REQUIREMENT - Write down every entry below once more, exactly.

INFORMATION PROVIDED -
^^^^^^^^^^^^^^^^

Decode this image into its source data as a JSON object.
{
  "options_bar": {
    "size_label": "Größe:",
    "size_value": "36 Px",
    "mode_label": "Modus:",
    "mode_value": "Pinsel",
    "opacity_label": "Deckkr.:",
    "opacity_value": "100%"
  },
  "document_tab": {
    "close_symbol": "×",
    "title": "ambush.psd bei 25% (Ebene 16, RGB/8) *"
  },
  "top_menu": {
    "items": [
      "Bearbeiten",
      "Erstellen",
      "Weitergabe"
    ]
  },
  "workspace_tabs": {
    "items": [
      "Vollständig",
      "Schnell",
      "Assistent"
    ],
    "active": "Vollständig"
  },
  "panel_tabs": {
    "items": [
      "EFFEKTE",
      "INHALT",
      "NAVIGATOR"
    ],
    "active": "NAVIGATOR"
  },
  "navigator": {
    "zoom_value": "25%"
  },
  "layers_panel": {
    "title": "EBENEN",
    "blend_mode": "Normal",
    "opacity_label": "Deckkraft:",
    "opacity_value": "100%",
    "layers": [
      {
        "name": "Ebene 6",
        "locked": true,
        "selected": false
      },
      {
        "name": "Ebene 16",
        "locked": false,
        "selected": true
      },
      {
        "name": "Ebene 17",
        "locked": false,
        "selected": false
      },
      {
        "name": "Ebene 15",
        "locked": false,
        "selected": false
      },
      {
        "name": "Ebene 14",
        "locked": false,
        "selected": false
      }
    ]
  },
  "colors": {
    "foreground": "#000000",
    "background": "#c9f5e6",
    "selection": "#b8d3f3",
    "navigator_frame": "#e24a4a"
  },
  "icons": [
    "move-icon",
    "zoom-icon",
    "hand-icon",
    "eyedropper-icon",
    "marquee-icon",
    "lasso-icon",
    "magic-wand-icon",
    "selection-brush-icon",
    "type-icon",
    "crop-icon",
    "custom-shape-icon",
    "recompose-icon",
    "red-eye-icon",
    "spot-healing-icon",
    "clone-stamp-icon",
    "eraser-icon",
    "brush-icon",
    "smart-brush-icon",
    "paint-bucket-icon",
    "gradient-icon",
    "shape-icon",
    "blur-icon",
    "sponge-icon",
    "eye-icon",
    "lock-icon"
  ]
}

^^^^^^^^^^^^^^^^

ANSWER TO THE EXERCISE -
Decode this image into its source data as a JSON object.
{
  "options_bar": {
    "size_label": "Größe:",
    "size_value": "36 Px",
    "mode_label": "Modus:",
    "mode_value": "Pinsel",
    "opacity_label": "Deckkr.:",
    "opacity_value": "100%"
  },
  "document_tab": {
    "close_symbol": "×",
    "title": "ambush.psd bei 25% (Ebene 16, RGB/8) *"
  },
  "top_menu": {
    "items": [
      "Bearbeiten",
      "Erstellen",
      "Weitergabe"
    ]
  },
  "workspace_tabs": {
    "items": [
      "Vollständig",
      "Schnell",
      "Assistent"
    ],
    "active": "Vollständig"
  },
  "panel_tabs": {
    "items": [
      "EFFEKTE",
      "INHALT",
      "NAVIGATOR"
    ],
    "active": "NAVIGATOR"
  },
  "navigator": {
    "zoom_value": "25%"
  },
  "layers_panel": {
    "title": "EBENEN",
    "blend_mode": "Normal",
    "opacity_label": "Deckkraft:",
    "opacity_value": "100%",
    "layers": [
      {
        "name": "Ebene 6",
        "locked": true,
        "selected": false
      },
      {
        "name": "Ebene 16",
        "locked": false,
        "selected": true
      },
      {
        "name": "Ebene 17",
        "locked": false,
        "selected": false
      },
      {
        "name": "Ebene 15",
        "locked": false,
        "selected": false
      },
      {
        "name": "Ebene 14",
        "locked": false,
        "selected": false
      }
    ]
  },
  "colors": {
    "foreground": "#000000",
    "background": "#c9f5e6",
    "selection": "#b8d3f3",
    "navigator_frame": "#e24a4a"
  },
  "icons": [
    "move-icon",
    "zoom-icon",
    "hand-icon",
    "eyedropper-icon",
    "marquee-icon",
    "lasso-icon",
    "magic-wand-icon",
    "selection-brush-icon",
    "type-icon",
    "crop-icon",
    "custom-shape-icon",
    "recompose-icon",
    "red-eye-icon",
    "spot-healing-icon",
    "clone-stamp-icon",
    "eraser-icon",
    "brush-icon",
    "smart-brush-icon",
    "paint-bucket-icon",
    "gradient-icon",
    "shape-icon",
    "blur-icon",
    "sponge-icon",
    "eye-icon",
    "lock-icon"
  ]
}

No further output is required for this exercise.